SUPPLIED PASSAGE

What Kind of Parent Are You?

Four Parenting Styles: Which One Works Best, and Why?

Posted Aug 11, 2019

Stephanie Riddell/Flickr
Source: Stephanie Riddell/Flickr

People’s personalities are as individual as fingerprints. Temperaments, backgrounds, and values are enormously variable, and affect how parents respond to their children, and how children respond to their parents. Each parent must find a style that suits their own personality, and their children's, but they can fine-tune that style if they know what approaches are most likely to lead to their children becoming happily productive adults.

Parenting Styles Quiz

For each question, choose the statement that best reflects your attitude.

1.      a. What a child needs most is to be loved, respected, and valued.  

b. What a child needs most is structure, rules, and discipline. 

c. A child needs both love and structure

2.      a. When a child disobeys, they need understanding.  

b. When a child disobeys, they need to be punished.   

c. When a child disobeys, parents should use it as a teaching moment.  

3.      a. Children behave better if parents ignore disrespectful behavior.  

b. Children must respect their parents at all times. It’s a parent’s job to enforce that.  

c. When children behave disrespectfully, parents should address it, listening to the child, and taking into account possible stress, hunger, or other situations.  

4.      a. Children don’t need punishment. They just need love and understanding.  

b. The old-fashioned ideas about spoiling children hold true today. There are times when it’s in children’s own good to be punished.

c. Sometimes kids need consequences but punishment doesn’t teach anything useful.

5.      a. I avoid setting rules for my kids. We figure things out as we go.  

b. I am the adult, so it is my job to set the rules in my home.

c. I work with my children to define and enforce our household rules.

6.      a. I don’t make many rules, and I usually make exceptions when they’re broken.

DATA SEGMENT

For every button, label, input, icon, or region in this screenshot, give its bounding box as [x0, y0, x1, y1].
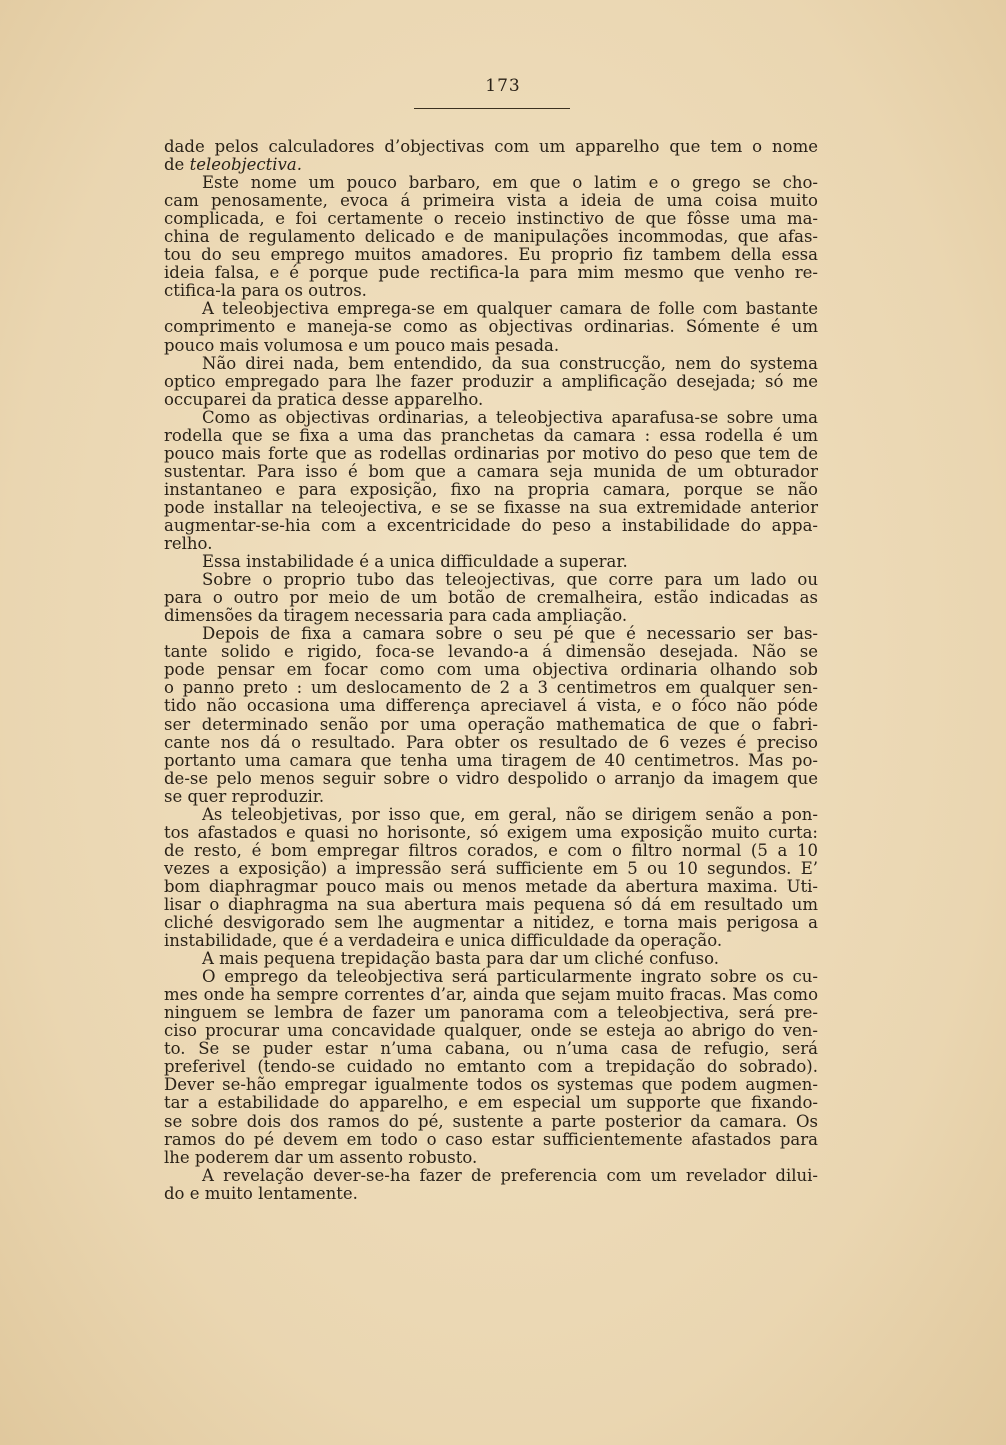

REQUIREMENTS
1. In the parenting styles article, what does it say people's personalities are as individual as?
2. Do these statements agree with the parenting styles article? Answer yes or no for each and quote the deciding words. (a) Temperaments, backgrounds, and values vary greatly. (b) For each quiz question, readers should pick every statement they agree with. (c) The article was posted in 2018.
3. Extend the parenting styles article from its final line onward, keeping the quiz's format.

RESULTS FOR EACH TASK
1. Fingerprints.

2.
(a) Yes: "Temperaments, backgrounds, and values are enormously variable"
(b) No: "choose the statement that best reflects your attitude"
(c) No: "Posted Aug 11, 2019"

3.
b. My children just need to know the rules. They don’t need to like them.

c. It’s important to me that my children understand our household rules.   

7.      a. We don’t have a lot of rules, so rule-breaking isn't really a  problem for me.

b. When my children break a rule, I enforce the punishment. That is my job.

c. When my children break a rule, I think about the context. Before setting consequences, I talk to them about what’s happening and try to understand their point of view.

8.      a. My children don’t always do their chores, but what can I expect? They’re children!

b. Each of my children has chores to do before they are allowed privileges or free time. No exceptions.

c. I expect my children to complete their chores, but am willing to listen if they want an exemption on a given day, or want to amend the expectations.

9.      a. I often have to bribe my kids to get them to do what I want them to do.

b. My kids trust me to give them consequences if they don’t do what I tell them to do.

c. My kids and I have worked out a system of expectations and consequences, and mostly it goes pretty well.

10.  a. There’s not much negotiation in our household. I listen to the kids and try to do it their way.

b. There’s no negotiating in our home. I am the parent and I make the rules.

c. We spend a lot of time negotiating the rules and consequences. It is important to me that my kids understand the rules and feel they help shape the consequences.

So, What Kind of Parent Are You?

In a system developed by Diana Baumrind in the 1960s, parents’ styles can be roughly categorized as permissive, authoritarian, authoritative, or neglectful.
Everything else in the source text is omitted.